Exercise prompt: In the material below, find all lines with the string "doklad" and copy them.

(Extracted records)
"""
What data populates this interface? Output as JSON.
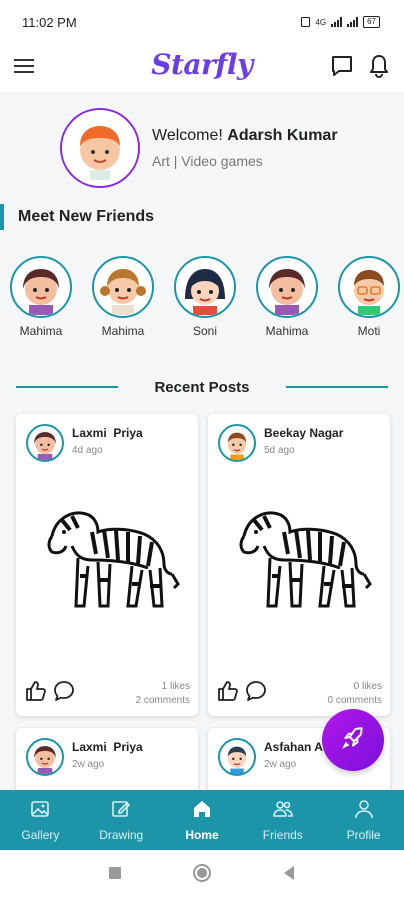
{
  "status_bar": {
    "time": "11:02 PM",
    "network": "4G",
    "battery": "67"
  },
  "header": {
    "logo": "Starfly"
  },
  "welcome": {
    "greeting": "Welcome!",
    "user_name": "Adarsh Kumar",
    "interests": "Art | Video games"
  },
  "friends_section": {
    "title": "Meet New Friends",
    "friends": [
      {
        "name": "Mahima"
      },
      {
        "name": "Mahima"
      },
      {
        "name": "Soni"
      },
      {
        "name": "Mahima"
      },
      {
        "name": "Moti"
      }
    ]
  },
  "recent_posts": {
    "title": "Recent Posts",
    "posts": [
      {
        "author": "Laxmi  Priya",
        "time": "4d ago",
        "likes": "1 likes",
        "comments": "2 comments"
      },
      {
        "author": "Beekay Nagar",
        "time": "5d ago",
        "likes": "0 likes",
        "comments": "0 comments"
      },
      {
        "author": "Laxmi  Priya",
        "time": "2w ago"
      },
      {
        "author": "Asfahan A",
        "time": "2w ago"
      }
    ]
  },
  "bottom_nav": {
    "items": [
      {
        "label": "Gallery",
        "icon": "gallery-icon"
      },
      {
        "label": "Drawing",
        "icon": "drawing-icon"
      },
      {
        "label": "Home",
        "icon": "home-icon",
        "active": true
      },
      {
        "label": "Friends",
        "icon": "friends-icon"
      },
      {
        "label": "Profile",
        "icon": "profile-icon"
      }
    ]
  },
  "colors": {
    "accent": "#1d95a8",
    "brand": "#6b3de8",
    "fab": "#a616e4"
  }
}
"""
"""
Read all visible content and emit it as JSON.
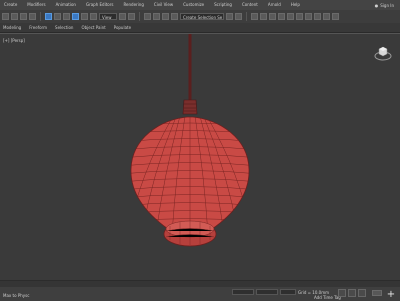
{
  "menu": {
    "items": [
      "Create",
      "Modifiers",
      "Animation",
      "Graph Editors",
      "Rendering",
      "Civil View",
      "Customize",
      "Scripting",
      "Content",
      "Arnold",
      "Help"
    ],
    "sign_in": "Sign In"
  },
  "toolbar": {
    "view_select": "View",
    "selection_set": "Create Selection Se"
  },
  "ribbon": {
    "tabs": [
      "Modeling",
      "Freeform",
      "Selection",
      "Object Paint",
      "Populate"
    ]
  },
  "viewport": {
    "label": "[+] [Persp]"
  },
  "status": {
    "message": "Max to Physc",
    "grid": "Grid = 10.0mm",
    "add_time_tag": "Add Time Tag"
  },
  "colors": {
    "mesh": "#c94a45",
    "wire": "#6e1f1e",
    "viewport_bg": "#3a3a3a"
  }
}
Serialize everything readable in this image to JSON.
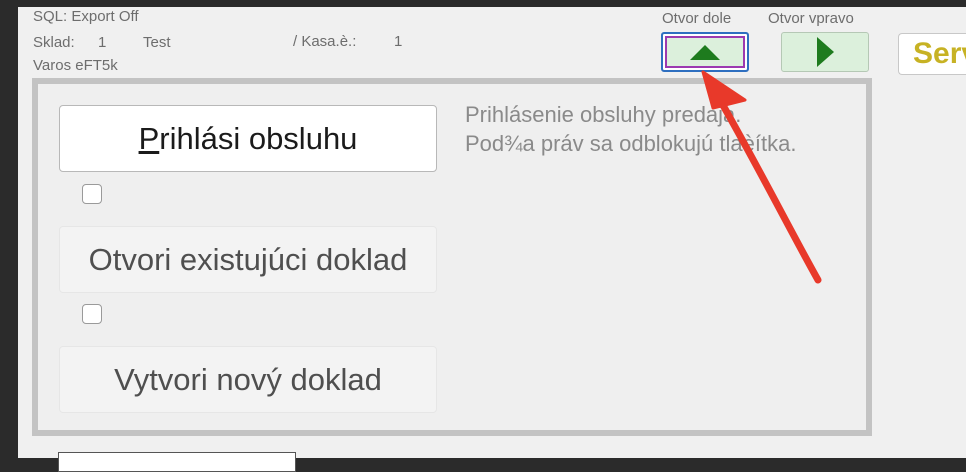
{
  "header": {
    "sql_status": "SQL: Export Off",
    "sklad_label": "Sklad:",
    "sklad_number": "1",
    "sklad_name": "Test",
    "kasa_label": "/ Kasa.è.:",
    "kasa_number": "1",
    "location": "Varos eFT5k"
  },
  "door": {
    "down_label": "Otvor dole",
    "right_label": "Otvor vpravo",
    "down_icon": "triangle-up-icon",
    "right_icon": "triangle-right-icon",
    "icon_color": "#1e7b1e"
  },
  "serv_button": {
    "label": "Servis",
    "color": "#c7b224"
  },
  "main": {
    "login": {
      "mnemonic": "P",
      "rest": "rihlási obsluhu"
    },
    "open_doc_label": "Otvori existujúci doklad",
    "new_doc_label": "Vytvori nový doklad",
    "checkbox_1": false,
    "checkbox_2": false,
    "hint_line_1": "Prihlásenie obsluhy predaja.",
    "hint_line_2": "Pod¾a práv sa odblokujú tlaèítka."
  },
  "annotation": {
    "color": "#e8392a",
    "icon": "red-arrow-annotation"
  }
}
"""
"""
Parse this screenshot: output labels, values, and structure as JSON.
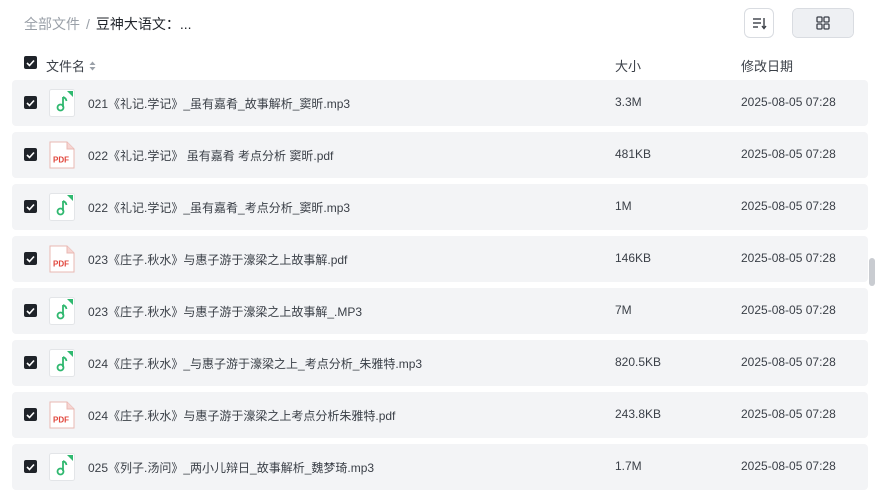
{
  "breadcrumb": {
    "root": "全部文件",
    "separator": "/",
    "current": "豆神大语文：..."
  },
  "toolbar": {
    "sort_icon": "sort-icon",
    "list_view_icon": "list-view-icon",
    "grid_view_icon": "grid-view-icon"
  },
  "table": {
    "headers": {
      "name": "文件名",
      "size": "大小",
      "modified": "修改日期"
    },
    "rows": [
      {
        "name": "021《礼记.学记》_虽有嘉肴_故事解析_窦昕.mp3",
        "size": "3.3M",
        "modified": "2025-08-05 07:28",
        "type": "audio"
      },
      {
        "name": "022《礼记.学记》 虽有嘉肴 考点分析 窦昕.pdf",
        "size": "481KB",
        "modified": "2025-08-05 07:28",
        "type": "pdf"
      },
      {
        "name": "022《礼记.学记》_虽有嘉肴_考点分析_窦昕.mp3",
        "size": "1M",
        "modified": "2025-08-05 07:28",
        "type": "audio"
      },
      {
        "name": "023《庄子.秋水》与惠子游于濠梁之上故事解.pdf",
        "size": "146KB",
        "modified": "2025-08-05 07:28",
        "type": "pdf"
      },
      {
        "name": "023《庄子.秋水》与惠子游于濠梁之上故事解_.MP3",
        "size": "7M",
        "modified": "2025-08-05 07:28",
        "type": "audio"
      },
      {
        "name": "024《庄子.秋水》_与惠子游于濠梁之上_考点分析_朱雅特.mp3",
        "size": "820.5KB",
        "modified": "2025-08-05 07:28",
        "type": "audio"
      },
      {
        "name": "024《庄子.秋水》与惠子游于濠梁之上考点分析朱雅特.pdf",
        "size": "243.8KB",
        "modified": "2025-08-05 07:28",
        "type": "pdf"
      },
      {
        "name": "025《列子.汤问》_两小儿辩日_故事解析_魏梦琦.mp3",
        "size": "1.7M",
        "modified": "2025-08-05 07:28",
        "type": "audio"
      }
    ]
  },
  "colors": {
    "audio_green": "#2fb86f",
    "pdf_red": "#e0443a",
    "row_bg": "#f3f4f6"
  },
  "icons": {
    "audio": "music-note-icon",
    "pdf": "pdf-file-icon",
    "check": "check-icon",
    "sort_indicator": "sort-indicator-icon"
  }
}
"""
Task solution:
    "open_doc_label": "Otvori existujúci doklad",
    "new_doc_label": "Vytvori nový doklad",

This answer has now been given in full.